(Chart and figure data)
== == ==

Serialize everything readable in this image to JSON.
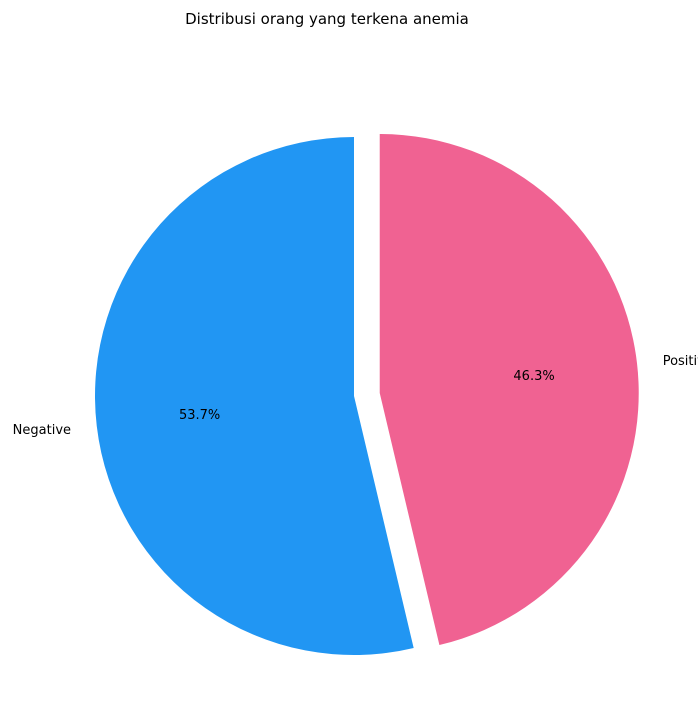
{
  "chart_data": {
    "type": "pie",
    "title": "Distribusi orang yang terkena anemia",
    "slices": [
      {
        "label": "Negative",
        "value": 53.7,
        "percent_label": "53.7%",
        "color": "#2196F3"
      },
      {
        "label": "Positive",
        "value": 46.3,
        "percent_label": "46.3%",
        "color": "#F06292"
      }
    ],
    "start_angle_deg": 90,
    "direction": "counterclockwise",
    "explode": [
      0,
      0.1
    ],
    "legend": "none"
  }
}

== == ==

Set down the material above as is, without any pictures.

== Result below ==
Serialize everything readable in this image to JSON.
{
  "chart_data": {
    "type": "pie",
    "title": "Distribusi orang yang terkena anemia",
    "slices": [
      {
        "label": "Negative",
        "value": 53.7,
        "percent_label": "53.7%",
        "color": "#2196F3"
      },
      {
        "label": "Positive",
        "value": 46.3,
        "percent_label": "46.3%",
        "color": "#F06292"
      }
    ],
    "start_angle_deg": 90,
    "direction": "counterclockwise",
    "explode": [
      0,
      0.1
    ],
    "legend": "none"
  }
}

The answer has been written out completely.